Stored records

━━━━━━━━━━

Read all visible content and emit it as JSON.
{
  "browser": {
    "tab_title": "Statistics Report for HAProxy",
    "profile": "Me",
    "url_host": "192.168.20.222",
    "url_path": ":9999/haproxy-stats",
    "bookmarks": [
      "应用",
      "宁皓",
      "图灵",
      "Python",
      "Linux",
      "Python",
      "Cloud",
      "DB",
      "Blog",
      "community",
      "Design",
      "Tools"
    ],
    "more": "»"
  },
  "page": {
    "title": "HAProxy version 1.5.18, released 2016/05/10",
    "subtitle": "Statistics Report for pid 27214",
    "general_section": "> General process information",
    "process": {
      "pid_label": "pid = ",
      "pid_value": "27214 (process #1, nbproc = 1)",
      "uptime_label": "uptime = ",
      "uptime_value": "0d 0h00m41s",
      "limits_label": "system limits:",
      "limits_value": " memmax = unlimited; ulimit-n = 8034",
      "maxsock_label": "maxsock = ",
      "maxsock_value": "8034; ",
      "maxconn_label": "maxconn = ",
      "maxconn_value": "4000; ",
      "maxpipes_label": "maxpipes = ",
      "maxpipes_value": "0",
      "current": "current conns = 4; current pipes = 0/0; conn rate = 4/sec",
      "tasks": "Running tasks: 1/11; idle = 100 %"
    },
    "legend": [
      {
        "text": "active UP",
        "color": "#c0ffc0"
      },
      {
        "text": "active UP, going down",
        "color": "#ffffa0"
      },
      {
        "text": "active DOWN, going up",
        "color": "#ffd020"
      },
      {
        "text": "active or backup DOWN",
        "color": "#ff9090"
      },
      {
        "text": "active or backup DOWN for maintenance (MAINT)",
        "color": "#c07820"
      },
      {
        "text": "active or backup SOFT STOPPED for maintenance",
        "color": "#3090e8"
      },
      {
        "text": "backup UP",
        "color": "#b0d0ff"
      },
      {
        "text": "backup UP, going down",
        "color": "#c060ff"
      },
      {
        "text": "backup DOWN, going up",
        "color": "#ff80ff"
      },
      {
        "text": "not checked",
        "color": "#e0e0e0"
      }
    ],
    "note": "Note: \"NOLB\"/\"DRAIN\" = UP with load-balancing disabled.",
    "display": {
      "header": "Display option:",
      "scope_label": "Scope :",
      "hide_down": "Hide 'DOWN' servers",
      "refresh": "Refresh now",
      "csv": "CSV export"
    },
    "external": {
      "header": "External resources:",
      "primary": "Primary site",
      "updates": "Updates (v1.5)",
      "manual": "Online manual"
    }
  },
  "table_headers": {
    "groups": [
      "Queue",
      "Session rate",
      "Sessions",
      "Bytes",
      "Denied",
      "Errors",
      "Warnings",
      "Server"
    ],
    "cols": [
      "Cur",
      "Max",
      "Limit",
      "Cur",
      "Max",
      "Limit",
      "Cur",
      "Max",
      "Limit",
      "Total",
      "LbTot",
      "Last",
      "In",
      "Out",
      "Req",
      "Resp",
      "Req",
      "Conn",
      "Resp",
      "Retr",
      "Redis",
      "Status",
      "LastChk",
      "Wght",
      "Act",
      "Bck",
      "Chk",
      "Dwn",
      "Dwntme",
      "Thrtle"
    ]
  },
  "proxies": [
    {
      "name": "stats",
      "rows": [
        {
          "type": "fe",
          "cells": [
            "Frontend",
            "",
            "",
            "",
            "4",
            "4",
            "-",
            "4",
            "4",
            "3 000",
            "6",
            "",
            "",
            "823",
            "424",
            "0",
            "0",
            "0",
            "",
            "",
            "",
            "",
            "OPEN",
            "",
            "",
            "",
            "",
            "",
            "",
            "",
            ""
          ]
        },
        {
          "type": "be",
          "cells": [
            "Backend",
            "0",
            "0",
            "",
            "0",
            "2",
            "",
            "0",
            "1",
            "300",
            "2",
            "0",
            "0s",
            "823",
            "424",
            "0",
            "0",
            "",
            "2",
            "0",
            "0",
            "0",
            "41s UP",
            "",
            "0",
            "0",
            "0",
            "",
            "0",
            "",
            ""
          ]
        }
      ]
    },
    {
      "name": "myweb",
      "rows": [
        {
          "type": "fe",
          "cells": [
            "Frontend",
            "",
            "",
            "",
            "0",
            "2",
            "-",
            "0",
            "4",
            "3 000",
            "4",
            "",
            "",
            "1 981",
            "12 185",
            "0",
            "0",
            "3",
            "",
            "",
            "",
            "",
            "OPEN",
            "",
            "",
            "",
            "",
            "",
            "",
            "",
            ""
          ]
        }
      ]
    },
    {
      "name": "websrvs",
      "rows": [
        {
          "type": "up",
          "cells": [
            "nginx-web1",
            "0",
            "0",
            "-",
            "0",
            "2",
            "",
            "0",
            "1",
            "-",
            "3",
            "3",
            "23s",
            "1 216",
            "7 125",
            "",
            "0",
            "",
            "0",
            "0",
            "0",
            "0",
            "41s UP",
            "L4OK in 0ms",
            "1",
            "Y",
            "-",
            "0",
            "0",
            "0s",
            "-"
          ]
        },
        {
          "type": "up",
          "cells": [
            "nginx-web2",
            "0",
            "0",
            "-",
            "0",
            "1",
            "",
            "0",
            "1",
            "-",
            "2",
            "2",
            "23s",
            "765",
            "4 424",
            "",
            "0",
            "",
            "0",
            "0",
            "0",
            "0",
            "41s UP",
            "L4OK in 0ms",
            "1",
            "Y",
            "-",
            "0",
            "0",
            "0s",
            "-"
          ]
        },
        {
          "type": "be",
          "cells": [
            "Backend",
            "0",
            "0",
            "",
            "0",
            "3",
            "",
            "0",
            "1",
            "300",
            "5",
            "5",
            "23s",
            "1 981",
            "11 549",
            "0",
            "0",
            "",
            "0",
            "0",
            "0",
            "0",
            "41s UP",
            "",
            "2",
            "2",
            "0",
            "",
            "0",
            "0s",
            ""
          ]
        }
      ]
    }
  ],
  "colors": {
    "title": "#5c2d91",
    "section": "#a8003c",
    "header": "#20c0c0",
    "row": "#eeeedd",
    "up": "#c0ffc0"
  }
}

━━━━━━━━━━

## What you have to do
Copy out every line in the entries above that holds "text".

## Answer to the exercise
        "text": "active UP",
        "text": "active UP, going down",
        "text": "active DOWN, going up",
        "text": "active or backup DOWN",
        "text": "active or backup DOWN for maintenance (MAINT)",
        "text": "active or backup SOFT STOPPED for maintenance",
        "text": "backup UP",
        "text": "backup UP, going down",
        "text": "backup DOWN, going up",
        "text": "not checked",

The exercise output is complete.